[Saved entries]
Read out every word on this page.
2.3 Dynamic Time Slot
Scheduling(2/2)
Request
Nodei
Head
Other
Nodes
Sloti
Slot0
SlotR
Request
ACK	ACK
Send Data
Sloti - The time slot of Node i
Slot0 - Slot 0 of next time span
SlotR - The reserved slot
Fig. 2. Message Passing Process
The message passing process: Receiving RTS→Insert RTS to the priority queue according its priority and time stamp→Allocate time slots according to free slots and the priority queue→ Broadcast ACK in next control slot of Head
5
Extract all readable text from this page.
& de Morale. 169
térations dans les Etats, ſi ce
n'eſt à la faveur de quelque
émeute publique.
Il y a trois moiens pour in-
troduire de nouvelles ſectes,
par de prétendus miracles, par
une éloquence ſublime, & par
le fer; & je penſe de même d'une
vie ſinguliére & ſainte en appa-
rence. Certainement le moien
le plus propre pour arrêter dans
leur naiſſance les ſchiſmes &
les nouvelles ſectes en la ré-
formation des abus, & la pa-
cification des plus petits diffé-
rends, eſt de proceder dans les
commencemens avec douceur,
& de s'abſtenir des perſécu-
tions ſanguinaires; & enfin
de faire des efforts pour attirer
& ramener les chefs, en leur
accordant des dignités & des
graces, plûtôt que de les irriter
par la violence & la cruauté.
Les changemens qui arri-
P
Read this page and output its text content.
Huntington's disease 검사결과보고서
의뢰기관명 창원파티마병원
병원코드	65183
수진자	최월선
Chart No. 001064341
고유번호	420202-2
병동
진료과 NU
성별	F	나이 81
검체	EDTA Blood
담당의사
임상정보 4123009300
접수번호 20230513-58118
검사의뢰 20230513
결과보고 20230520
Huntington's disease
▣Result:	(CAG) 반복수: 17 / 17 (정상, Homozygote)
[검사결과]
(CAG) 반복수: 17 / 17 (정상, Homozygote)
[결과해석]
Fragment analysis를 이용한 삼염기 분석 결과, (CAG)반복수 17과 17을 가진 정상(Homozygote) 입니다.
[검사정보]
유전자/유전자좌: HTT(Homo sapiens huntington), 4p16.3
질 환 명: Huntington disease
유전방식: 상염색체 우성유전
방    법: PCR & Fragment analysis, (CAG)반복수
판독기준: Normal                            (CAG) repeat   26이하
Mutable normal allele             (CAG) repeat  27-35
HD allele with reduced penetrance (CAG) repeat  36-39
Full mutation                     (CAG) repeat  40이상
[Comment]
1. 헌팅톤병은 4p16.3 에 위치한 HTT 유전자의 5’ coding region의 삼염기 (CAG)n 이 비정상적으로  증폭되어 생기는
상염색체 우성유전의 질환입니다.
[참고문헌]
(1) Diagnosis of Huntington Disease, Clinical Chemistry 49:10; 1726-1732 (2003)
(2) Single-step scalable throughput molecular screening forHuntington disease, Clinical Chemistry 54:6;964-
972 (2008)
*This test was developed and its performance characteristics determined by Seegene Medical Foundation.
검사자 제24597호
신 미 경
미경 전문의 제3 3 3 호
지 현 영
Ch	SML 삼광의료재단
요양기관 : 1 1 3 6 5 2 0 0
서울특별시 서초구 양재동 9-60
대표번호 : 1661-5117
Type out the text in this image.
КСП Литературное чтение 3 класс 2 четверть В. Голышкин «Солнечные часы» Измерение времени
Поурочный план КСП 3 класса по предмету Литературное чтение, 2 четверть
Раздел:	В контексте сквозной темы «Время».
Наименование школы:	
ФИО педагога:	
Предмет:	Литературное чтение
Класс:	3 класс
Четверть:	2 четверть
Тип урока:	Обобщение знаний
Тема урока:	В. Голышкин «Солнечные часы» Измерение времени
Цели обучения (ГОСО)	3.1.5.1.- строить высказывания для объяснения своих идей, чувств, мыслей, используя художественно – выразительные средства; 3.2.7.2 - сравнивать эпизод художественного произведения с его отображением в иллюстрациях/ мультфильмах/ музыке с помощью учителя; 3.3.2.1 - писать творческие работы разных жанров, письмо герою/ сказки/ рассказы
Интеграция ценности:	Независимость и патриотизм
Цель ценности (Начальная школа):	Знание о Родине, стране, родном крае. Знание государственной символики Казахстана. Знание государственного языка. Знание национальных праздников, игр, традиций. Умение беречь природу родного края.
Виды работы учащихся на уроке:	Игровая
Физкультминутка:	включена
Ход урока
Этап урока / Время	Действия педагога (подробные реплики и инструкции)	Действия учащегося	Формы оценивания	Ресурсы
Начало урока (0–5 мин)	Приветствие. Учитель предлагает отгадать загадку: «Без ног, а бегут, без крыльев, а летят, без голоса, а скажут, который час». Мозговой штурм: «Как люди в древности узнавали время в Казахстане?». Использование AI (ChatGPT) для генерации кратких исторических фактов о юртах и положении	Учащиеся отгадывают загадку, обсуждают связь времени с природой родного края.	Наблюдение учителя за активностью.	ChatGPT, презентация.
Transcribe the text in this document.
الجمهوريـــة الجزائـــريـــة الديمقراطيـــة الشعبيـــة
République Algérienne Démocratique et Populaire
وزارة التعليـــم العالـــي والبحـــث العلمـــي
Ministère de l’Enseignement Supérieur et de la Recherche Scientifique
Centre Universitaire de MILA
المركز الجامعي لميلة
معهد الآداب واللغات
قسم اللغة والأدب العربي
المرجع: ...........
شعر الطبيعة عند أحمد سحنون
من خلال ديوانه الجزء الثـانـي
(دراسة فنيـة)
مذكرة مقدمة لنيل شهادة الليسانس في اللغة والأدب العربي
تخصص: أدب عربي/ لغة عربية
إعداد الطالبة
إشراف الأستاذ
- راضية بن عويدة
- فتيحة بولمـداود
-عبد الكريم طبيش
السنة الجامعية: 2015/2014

REQUEST: Every record above should be output exactly.

EXERCISE OUTPUT:
Read out every word on this page.
2.3 Dynamic Time Slot
Scheduling(2/2)
Request
Nodei
Head
Other
Nodes
Sloti
Slot0
SlotR
Request
ACK	ACK
Send Data
Sloti - The time slot of Node i
Slot0 - Slot 0 of next time span
SlotR - The reserved slot
Fig. 2. Message Passing Process
The message passing process: Receiving RTS→Insert RTS to the priority queue according its priority and time stamp→Allocate time slots according to free slots and the priority queue→ Broadcast ACK in next control slot of Head
5
Extract all readable text from this page.
& de Morale. 169
térations dans les Etats, ſi ce
n'eſt à la faveur de quelque
émeute publique.
Il y a trois moiens pour in-
troduire de nouvelles ſectes,
par de prétendus miracles, par
une éloquence ſublime, & par
le fer; & je penſe de même d'une
vie ſinguliére & ſainte en appa-
rence. Certainement le moien
le plus propre pour arrêter dans
leur naiſſance les ſchiſmes &
les nouvelles ſectes en la ré-
formation des abus, & la pa-
cification des plus petits diffé-
rends, eſt de proceder dans les
commencemens avec douceur,
& de s'abſtenir des perſécu-
tions ſanguinaires; & enfin
de faire des efforts pour attirer
& ramener les chefs, en leur
accordant des dignités & des
graces, plûtôt que de les irriter
par la violence & la cruauté.
Les changemens qui arri-
P
Read this page and output its text content.
Huntington's disease 검사결과보고서
의뢰기관명 창원파티마병원
병원코드	65183
수진자	최월선
Chart No. 001064341
고유번호	420202-2
병동
진료과 NU
성별	F	나이 81
검체	EDTA Blood
담당의사
임상정보 4123009300
접수번호 20230513-58118
검사의뢰 20230513
결과보고 20230520
Huntington's disease
▣Result:	(CAG) 반복수: 17 / 17 (정상, Homozygote)
[검사결과]
(CAG) 반복수: 17 / 17 (정상, Homozygote)
[결과해석]
Fragment analysis를 이용한 삼염기 분석 결과, (CAG)반복수 17과 17을 가진 정상(Homozygote) 입니다.
[검사정보]
유전자/유전자좌: HTT(Homo sapiens huntington), 4p16.3
질 환 명: Huntington disease
유전방식: 상염색체 우성유전
방    법: PCR & Fragment analysis, (CAG)반복수
판독기준: Normal                            (CAG) repeat   26이하
Mutable normal allele             (CAG) repeat  27-35
HD allele with reduced penetrance (CAG) repeat  36-39
Full mutation                     (CAG) repeat  40이상
[Comment]
1. 헌팅톤병은 4p16.3 에 위치한 HTT 유전자의 5’ coding region의 삼염기 (CAG)n 이 비정상적으로  증폭되어 생기는
상염색체 우성유전의 질환입니다.
[참고문헌]
(1) Diagnosis of Huntington Disease, Clinical Chemistry 49:10; 1726-1732 (2003)
(2) Single-step scalable throughput molecular screening forHuntington disease, Clinical Chemistry 54:6;964-
972 (2008)
*This test was developed and its performance characteristics determined by Seegene Medical Foundation.
검사자 제24597호
신 미 경
미경 전문의 제3 3 3 호
지 현 영
Ch	SML 삼광의료재단
요양기관 : 1 1 3 6 5 2 0 0
서울특별시 서초구 양재동 9-60
대표번호 : 1661-5117
Type out the text in this image.
КСП Литературное чтение 3 класс 2 четверть В. Голышкин «Солнечные часы» Измерение времени
Поурочный план КСП 3 класса по предмету Литературное чтение, 2 четверть
Раздел:	В контексте сквозной темы «Время».
Наименование школы:	
ФИО педагога:	
Предмет:	Литературное чтение
Класс:	3 класс
Четверть:	2 четверть
Тип урока:	Обобщение знаний
Тема урока:	В. Голышкин «Солнечные часы» Измерение времени
Цели обучения (ГОСО)	3.1.5.1.- строить высказывания для объяснения своих идей, чувств, мыслей, используя художественно – выразительные средства; 3.2.7.2 - сравнивать эпизод художественного произведения с его отображением в иллюстрациях/ мультфильмах/ музыке с помощью учителя; 3.3.2.1 - писать творческие работы разных жанров, письмо герою/ сказки/ рассказы
Интеграция ценности:	Независимость и патриотизм
Цель ценности (Начальная школа):	Знание о Родине, стране, родном крае. Знание государственной символики Казахстана. Знание государственного языка. Знание национальных праздников, игр, традиций. Умение беречь природу родного края.
Виды работы учащихся на уроке:	Игровая
Физкультминутка:	включена
Ход урока
Этап урока / Время	Действия педагога (подробные реплики и инструкции)	Действия учащегося	Формы оценивания	Ресурсы
Начало урока (0–5 мин)	Приветствие. Учитель предлагает отгадать загадку: «Без ног, а бегут, без крыльев, а летят, без голоса, а скажут, который час». Мозговой штурм: «Как люди в древности узнавали время в Казахстане?». Использование AI (ChatGPT) для генерации кратких исторических фактов о юртах и положении	Учащиеся отгадывают загадку, обсуждают связь времени с природой родного края.	Наблюдение учителя за активностью.	ChatGPT, презентация.
Transcribe the text in this document.
الجمهوريـــة الجزائـــريـــة الديمقراطيـــة الشعبيـــة
République Algérienne Démocratique et Populaire
وزارة التعليـــم العالـــي والبحـــث العلمـــي
Ministère de l’Enseignement Supérieur et de la Recherche Scientifique
Centre Universitaire de MILA
المركز الجامعي لميلة
معهد الآداب واللغات
قسم اللغة والأدب العربي
المرجع: ...........
شعر الطبيعة عند أحمد سحنون
من خلال ديوانه الجزء الثـانـي
(دراسة فنيـة)
مذكرة مقدمة لنيل شهادة الليسانس في اللغة والأدب العربي
تخصص: أدب عربي/ لغة عربية
إعداد الطالبة
إشراف الأستاذ
- راضية بن عويدة
- فتيحة بولمـداود
-عبد الكريم طبيش
السنة الجامعية: 2015/2014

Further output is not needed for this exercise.